- **Description of the task**
State the number of lines that contain "little", with no other text.

┌──

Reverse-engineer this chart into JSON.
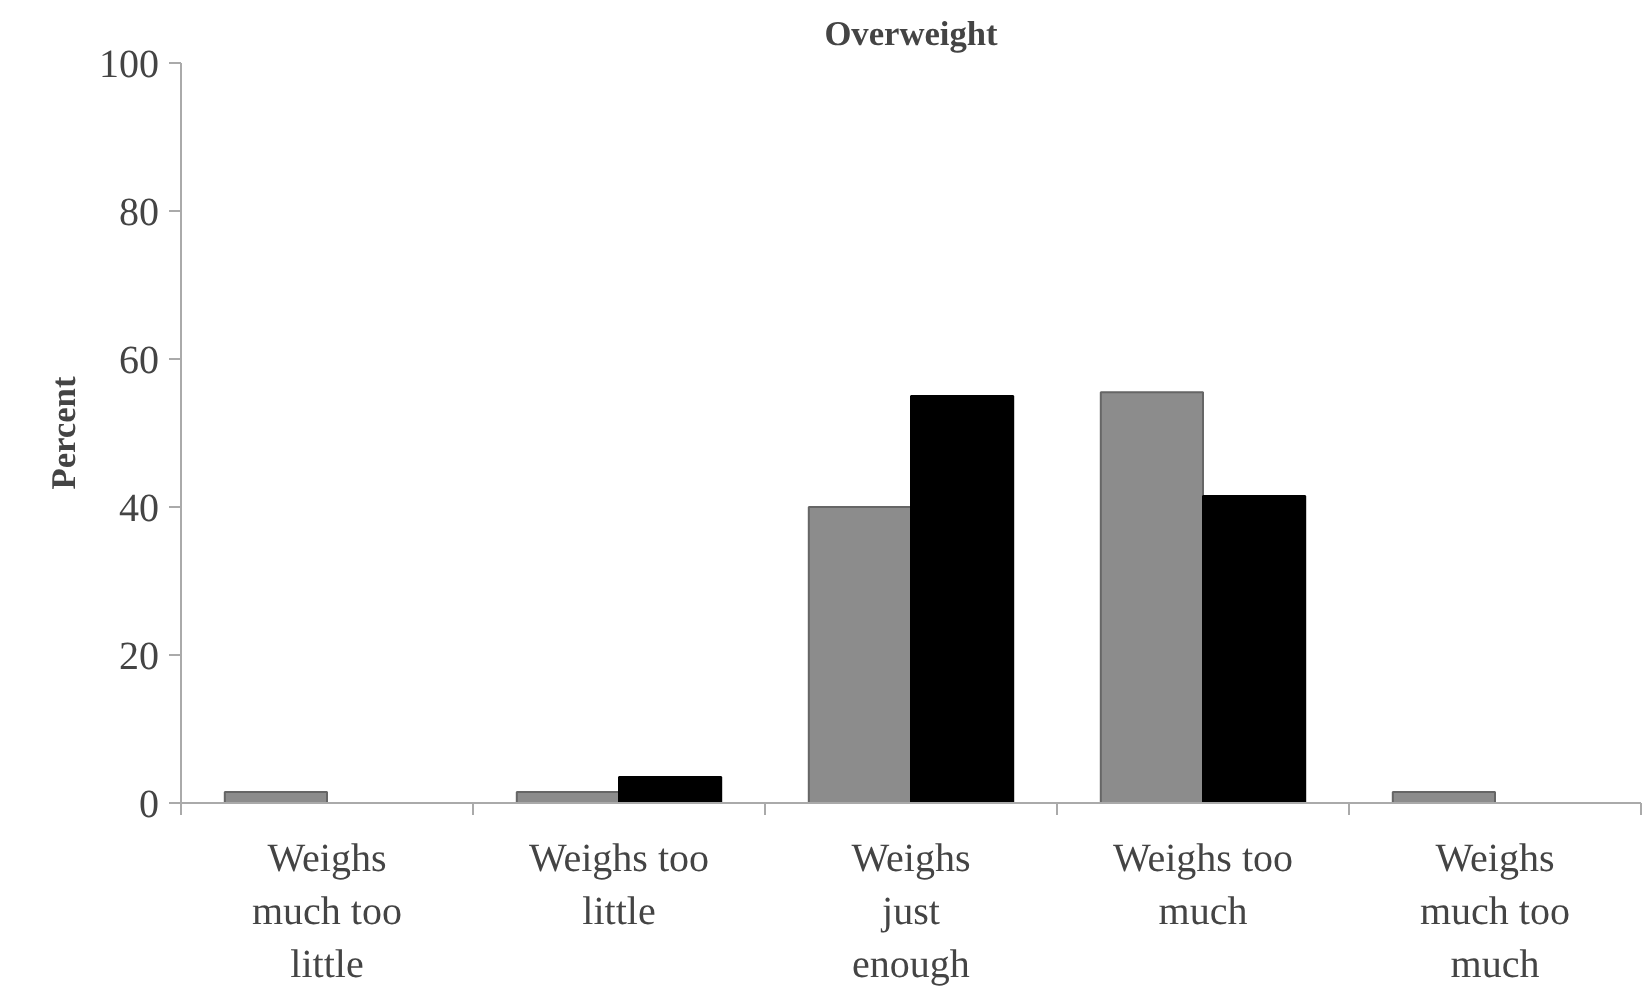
{
  "chart_data": {
    "type": "bar",
    "title": "Overweight",
    "ylabel": "Percent",
    "categories": [
      "Weighs much too little",
      "Weighs too little",
      "Weighs just enough",
      "Weighs too much",
      "Weighs much too much"
    ],
    "series": [
      {
        "color": "#8c8c8c",
        "values": [
          1.5,
          1.5,
          40,
          55.5,
          1.5
        ]
      },
      {
        "color": "#000000",
        "values": [
          null,
          3.5,
          55,
          41.5,
          null
        ]
      }
    ],
    "ylim": [
      0,
      100
    ],
    "yticks": [
      0,
      20,
      40,
      60,
      80,
      100
    ],
    "grid": false
  }
}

└──

- **Completed task**
2